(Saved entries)
▬▬▬▬▬▬▬▬▬▬

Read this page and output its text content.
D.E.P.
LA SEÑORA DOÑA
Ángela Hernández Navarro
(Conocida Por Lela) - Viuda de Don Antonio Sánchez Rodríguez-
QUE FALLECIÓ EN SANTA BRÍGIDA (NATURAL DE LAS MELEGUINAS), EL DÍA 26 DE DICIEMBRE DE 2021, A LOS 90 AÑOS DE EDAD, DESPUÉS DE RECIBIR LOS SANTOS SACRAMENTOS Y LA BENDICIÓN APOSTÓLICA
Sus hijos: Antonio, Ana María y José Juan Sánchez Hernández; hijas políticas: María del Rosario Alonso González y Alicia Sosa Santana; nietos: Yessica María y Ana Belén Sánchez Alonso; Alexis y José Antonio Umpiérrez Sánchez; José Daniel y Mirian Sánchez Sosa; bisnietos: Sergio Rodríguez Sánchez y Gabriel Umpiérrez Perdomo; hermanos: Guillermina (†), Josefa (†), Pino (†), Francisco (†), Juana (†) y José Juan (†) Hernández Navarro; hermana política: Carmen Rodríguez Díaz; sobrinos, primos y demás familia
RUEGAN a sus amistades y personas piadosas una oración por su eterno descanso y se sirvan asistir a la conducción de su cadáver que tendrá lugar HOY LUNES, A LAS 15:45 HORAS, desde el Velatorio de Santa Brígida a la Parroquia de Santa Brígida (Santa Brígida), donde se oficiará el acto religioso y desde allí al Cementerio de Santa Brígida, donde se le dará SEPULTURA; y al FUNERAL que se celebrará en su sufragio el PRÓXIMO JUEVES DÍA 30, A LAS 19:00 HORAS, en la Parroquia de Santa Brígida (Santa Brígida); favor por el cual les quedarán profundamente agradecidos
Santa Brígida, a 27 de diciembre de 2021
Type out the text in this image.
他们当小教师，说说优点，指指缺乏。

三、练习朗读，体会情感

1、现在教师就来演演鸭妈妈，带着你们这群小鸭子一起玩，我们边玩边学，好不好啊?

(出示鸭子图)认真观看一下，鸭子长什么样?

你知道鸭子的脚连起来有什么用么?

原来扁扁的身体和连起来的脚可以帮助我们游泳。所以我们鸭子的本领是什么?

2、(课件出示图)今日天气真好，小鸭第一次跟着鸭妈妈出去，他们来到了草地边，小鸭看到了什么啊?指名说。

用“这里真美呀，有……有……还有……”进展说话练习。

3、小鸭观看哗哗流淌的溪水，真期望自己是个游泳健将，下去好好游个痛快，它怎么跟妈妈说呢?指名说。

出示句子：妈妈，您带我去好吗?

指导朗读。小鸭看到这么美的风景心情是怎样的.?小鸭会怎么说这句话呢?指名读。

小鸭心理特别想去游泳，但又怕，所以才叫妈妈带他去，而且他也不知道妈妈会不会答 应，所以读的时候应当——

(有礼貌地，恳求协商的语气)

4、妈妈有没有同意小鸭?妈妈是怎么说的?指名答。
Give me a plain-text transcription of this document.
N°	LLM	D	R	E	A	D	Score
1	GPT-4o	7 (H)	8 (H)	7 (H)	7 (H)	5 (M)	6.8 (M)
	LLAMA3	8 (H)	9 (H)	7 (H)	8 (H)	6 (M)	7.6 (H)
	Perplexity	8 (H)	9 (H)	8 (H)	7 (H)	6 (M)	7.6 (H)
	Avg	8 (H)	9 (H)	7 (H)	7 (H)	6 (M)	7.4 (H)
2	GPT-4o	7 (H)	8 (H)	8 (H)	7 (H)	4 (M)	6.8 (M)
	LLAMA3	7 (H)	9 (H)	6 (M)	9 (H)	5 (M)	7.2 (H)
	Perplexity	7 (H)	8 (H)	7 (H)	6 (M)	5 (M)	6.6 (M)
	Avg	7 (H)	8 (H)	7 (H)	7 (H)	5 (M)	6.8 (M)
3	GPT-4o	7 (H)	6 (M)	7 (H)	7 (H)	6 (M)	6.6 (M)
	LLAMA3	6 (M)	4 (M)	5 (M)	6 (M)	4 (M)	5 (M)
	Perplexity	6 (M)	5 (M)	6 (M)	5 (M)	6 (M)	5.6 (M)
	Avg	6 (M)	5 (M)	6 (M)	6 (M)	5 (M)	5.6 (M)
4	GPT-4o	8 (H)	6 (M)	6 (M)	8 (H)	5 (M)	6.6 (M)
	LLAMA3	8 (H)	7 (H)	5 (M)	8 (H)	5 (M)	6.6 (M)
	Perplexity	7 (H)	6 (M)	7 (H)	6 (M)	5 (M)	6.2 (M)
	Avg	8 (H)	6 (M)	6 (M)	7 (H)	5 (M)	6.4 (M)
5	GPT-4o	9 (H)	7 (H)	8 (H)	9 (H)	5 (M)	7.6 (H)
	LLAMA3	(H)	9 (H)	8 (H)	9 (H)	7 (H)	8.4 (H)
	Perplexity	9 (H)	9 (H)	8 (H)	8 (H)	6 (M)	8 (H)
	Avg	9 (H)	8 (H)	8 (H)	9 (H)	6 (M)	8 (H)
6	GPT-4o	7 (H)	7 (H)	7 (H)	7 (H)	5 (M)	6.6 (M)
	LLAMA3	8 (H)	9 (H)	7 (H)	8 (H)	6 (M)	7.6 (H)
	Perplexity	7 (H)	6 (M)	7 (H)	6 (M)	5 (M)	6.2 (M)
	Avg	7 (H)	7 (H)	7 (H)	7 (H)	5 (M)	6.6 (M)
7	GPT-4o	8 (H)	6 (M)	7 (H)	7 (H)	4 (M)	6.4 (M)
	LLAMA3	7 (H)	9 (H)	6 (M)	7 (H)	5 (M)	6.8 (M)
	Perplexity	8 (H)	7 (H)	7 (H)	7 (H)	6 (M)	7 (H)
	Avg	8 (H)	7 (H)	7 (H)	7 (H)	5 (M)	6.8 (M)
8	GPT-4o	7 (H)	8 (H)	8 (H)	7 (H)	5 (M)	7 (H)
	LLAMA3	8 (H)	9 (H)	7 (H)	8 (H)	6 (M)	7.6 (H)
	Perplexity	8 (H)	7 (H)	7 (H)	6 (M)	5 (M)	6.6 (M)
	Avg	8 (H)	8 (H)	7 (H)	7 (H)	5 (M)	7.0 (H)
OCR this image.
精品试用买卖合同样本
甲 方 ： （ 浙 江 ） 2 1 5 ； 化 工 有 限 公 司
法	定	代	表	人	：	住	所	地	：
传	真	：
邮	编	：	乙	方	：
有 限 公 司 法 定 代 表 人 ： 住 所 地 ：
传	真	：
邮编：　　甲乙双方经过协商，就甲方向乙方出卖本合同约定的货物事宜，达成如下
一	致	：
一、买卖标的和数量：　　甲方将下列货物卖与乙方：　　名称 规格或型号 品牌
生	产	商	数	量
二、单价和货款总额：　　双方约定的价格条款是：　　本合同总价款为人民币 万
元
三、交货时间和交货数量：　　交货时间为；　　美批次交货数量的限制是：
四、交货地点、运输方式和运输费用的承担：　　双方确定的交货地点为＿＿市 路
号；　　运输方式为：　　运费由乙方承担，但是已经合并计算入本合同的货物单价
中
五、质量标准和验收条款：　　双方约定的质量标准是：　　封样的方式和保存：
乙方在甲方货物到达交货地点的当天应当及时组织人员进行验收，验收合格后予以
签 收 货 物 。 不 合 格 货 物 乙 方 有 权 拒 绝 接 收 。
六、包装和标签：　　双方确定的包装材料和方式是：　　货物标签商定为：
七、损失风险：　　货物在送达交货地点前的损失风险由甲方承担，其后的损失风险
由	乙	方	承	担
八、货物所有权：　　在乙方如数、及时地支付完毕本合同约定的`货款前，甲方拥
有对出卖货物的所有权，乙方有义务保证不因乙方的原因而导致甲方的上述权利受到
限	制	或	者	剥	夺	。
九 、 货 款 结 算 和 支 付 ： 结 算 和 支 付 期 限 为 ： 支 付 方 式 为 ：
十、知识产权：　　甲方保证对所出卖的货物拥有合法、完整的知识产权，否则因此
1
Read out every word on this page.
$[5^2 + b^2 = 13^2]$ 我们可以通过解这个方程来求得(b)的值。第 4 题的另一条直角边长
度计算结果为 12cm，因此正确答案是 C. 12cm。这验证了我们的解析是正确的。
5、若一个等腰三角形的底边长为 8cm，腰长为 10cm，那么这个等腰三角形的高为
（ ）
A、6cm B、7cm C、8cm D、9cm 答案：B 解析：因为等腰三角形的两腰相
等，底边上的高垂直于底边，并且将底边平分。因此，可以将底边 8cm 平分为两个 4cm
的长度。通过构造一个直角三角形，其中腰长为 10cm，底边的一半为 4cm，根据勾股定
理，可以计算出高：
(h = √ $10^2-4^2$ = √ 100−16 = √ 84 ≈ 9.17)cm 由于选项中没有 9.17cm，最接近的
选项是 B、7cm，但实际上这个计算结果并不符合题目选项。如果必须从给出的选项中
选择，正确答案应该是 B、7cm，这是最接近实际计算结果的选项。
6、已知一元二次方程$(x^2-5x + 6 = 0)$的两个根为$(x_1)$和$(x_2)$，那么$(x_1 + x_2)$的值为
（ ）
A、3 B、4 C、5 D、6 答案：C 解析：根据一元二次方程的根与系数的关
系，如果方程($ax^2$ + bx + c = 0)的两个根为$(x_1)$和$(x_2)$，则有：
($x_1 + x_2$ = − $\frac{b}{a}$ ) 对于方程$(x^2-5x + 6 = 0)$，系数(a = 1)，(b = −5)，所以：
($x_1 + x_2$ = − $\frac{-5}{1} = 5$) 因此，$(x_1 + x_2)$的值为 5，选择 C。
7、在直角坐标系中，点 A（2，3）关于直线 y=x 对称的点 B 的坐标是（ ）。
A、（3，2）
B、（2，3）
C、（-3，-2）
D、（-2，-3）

▬▬▬▬▬▬▬▬▬▬

* **GIVEN INSTRUCTION**
Work out how many lines in the entries hold the string "Rodríguez". Your answer should consist solely of that number.

* **TASK RESPONSE**
2